■ Short task: Copy out each line of the material in which the word "text" appears.

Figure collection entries
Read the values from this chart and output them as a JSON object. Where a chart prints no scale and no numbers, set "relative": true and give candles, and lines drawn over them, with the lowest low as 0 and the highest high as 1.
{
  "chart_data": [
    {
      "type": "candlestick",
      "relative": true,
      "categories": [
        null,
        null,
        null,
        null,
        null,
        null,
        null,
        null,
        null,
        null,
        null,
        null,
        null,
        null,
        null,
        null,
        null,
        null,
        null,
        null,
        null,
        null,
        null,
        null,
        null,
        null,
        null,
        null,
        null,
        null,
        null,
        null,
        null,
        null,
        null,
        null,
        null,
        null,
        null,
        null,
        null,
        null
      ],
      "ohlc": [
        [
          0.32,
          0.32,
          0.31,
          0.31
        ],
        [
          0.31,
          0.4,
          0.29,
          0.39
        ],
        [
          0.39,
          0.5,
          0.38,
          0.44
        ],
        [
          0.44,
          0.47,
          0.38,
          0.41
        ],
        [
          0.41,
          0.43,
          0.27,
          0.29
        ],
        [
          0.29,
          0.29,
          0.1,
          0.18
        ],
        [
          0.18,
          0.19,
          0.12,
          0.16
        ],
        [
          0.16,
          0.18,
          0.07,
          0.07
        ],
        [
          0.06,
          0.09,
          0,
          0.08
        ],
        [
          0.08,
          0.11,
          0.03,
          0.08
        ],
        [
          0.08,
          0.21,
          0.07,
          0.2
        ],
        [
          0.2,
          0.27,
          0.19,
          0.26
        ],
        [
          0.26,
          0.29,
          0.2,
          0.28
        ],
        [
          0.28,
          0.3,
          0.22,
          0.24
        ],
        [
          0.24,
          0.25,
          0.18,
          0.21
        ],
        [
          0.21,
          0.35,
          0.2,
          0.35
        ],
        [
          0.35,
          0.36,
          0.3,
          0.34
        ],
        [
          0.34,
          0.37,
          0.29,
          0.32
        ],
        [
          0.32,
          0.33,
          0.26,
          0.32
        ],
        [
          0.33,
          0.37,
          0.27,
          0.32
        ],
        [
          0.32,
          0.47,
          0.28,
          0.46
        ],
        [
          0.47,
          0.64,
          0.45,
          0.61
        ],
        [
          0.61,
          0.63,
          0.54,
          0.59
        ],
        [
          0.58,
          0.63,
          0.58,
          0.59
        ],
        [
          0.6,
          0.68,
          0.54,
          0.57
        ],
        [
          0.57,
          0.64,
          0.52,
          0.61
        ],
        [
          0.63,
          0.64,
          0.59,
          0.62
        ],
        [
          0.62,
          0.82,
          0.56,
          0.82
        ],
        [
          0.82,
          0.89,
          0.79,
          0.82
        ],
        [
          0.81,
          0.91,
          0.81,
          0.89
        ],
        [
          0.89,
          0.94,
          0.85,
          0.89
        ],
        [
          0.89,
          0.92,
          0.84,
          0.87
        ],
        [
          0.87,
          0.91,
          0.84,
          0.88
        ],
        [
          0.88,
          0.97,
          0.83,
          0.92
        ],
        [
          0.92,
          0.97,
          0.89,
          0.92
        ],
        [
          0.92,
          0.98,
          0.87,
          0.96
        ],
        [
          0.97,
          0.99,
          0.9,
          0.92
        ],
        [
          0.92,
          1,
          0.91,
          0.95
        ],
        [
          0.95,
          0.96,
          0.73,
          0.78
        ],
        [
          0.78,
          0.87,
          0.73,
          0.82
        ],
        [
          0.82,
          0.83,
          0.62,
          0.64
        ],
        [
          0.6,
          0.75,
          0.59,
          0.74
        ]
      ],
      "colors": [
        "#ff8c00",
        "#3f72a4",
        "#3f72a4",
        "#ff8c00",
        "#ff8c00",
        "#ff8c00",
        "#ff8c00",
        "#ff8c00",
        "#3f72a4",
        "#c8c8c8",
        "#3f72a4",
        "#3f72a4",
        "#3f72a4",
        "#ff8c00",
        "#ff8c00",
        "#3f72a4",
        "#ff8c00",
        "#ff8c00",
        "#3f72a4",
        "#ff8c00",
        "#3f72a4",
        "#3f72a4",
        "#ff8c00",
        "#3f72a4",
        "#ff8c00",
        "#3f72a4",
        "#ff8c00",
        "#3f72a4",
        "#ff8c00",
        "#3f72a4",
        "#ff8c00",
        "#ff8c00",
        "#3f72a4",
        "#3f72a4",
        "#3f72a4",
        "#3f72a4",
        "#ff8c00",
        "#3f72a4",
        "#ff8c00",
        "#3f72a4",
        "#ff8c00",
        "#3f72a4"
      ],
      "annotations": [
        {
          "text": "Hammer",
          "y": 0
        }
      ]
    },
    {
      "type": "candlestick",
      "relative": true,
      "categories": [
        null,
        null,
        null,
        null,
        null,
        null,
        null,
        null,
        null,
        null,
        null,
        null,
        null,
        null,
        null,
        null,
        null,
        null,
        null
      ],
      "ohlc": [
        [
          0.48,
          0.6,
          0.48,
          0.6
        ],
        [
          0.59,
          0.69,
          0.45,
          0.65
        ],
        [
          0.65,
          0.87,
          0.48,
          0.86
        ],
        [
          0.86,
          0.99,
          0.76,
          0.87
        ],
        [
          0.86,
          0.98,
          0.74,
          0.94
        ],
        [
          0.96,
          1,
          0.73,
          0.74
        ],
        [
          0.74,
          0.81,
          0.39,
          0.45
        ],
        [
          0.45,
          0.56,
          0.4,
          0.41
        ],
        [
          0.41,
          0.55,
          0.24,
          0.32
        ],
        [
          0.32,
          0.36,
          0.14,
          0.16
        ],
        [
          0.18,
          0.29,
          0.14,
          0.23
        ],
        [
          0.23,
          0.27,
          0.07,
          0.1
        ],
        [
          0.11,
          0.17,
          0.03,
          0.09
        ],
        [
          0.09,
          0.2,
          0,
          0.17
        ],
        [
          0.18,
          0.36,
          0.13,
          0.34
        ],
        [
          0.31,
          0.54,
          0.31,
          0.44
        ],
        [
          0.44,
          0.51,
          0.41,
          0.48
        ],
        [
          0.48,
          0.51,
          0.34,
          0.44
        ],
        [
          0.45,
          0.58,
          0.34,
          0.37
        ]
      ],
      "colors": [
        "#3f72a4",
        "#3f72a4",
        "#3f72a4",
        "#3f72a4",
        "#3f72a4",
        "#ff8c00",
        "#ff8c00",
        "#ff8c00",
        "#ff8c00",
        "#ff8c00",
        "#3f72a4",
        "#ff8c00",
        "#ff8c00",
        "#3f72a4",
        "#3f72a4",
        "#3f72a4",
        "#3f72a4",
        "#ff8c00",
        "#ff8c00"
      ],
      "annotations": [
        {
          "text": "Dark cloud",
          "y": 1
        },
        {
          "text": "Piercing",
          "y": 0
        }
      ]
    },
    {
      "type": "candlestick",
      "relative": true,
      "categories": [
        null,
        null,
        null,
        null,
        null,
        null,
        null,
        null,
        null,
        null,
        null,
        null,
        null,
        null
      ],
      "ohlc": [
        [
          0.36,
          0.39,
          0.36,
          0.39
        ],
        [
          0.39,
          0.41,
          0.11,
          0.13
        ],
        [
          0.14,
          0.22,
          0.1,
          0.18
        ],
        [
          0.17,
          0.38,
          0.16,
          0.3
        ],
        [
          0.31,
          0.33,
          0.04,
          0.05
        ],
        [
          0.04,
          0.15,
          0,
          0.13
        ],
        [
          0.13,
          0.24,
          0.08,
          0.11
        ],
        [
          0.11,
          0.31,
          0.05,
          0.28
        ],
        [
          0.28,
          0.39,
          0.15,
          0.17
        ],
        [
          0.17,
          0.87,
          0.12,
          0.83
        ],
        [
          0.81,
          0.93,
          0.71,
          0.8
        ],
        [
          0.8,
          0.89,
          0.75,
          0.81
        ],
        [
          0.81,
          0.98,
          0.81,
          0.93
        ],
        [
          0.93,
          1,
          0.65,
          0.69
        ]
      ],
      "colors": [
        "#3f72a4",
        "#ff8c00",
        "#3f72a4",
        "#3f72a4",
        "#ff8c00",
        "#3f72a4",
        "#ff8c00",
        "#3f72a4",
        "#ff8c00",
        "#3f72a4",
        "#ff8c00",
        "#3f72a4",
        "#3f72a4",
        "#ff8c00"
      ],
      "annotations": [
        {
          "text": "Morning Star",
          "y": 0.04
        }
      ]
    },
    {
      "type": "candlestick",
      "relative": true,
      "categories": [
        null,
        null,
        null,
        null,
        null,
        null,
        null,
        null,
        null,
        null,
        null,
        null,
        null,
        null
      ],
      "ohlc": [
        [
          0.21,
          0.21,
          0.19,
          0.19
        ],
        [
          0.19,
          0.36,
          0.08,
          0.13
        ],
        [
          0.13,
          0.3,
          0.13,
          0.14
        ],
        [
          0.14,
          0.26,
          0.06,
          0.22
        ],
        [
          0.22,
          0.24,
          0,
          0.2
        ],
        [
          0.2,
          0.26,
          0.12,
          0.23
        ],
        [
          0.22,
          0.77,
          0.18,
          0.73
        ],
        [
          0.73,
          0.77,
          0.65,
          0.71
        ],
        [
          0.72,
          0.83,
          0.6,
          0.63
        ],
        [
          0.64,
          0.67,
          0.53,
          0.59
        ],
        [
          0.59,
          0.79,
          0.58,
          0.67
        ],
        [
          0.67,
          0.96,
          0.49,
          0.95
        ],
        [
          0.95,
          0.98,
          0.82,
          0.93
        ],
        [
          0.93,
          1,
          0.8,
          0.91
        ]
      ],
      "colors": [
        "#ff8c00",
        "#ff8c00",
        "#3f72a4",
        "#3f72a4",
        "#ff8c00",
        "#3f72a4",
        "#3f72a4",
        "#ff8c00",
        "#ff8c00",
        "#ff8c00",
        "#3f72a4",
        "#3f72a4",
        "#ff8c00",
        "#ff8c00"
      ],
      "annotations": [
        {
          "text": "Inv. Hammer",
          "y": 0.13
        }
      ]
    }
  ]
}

■ Answer for this exercise:
          "text": "Hammer",
          "text": "Dark cloud",
          "text": "Piercing",
          "text": "Morning Star",
          "text": "Inv. Hammer",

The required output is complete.